» WHAT TO WORK ON
Find the number of lines in these records where the word "coordinate" appears. Reply with that number and nothing more.

==== SOURCE DATA ====

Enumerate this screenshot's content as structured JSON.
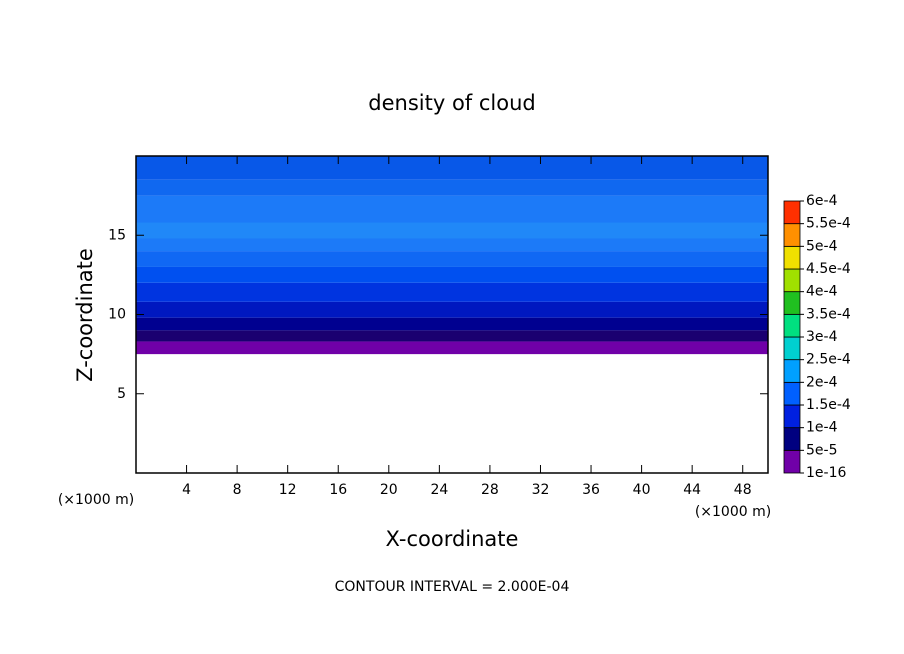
{
  "chart_data": {
    "type": "contour",
    "title": "density of cloud",
    "xlabel": "X-coordinate",
    "ylabel": "Z-coordinate",
    "x_unit": "(×1000 m)",
    "y_unit": "(×1000 m)",
    "note": "CONTOUR INTERVAL = 2.000E-04",
    "xlim": [
      0,
      50
    ],
    "xticks": [
      4,
      8,
      12,
      16,
      20,
      24,
      28,
      32,
      36,
      40,
      44,
      48
    ],
    "ylim": [
      0,
      20
    ],
    "yticks": [
      5,
      10,
      15
    ],
    "bands": [
      {
        "z": [
          7.5,
          8.3
        ],
        "color": "#7000a8"
      },
      {
        "z": [
          8.3,
          9.0
        ],
        "color": "#1a0070"
      },
      {
        "z": [
          9.0,
          9.8
        ],
        "color": "#000090"
      },
      {
        "z": [
          9.8,
          10.8
        ],
        "color": "#0018c0"
      },
      {
        "z": [
          10.8,
          12
        ],
        "color": "#0034e0"
      },
      {
        "z": [
          12,
          13
        ],
        "color": "#0050f0"
      },
      {
        "z": [
          13,
          14
        ],
        "color": "#1068f4"
      },
      {
        "z": [
          14,
          17.5
        ],
        "color": "#1c7af8"
      },
      {
        "z": [
          14.8,
          15.8
        ],
        "color": "#2088f8"
      },
      {
        "z": [
          17.5,
          18.5
        ],
        "color": "#1068f0"
      },
      {
        "z": [
          18.5,
          20
        ],
        "color": "#0858e8"
      }
    ],
    "colorbar": {
      "ticks": [
        {
          "value": 1e-16,
          "label": "1e-16"
        },
        {
          "value": 5e-05,
          "label": "5e-5"
        },
        {
          "value": 0.0001,
          "label": "1e-4"
        },
        {
          "value": 0.00015,
          "label": "1.5e-4"
        },
        {
          "value": 0.0002,
          "label": "2e-4"
        },
        {
          "value": 0.00025,
          "label": "2.5e-4"
        },
        {
          "value": 0.0003,
          "label": "3e-4"
        },
        {
          "value": 0.00035,
          "label": "3.5e-4"
        },
        {
          "value": 0.0004,
          "label": "4e-4"
        },
        {
          "value": 0.00045,
          "label": "4.5e-4"
        },
        {
          "value": 0.0005,
          "label": "5e-4"
        },
        {
          "value": 0.00055,
          "label": "5.5e-4"
        },
        {
          "value": 0.0006,
          "label": "6e-4"
        }
      ],
      "colors": [
        "#7000a8",
        "#000080",
        "#0020e0",
        "#0060ff",
        "#00a0ff",
        "#00d0d0",
        "#00e080",
        "#20c020",
        "#a0e000",
        "#f0e000",
        "#ff9000",
        "#ff3000",
        "#ff8080"
      ]
    }
  }
}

====

» CORRECT RESPONSE
2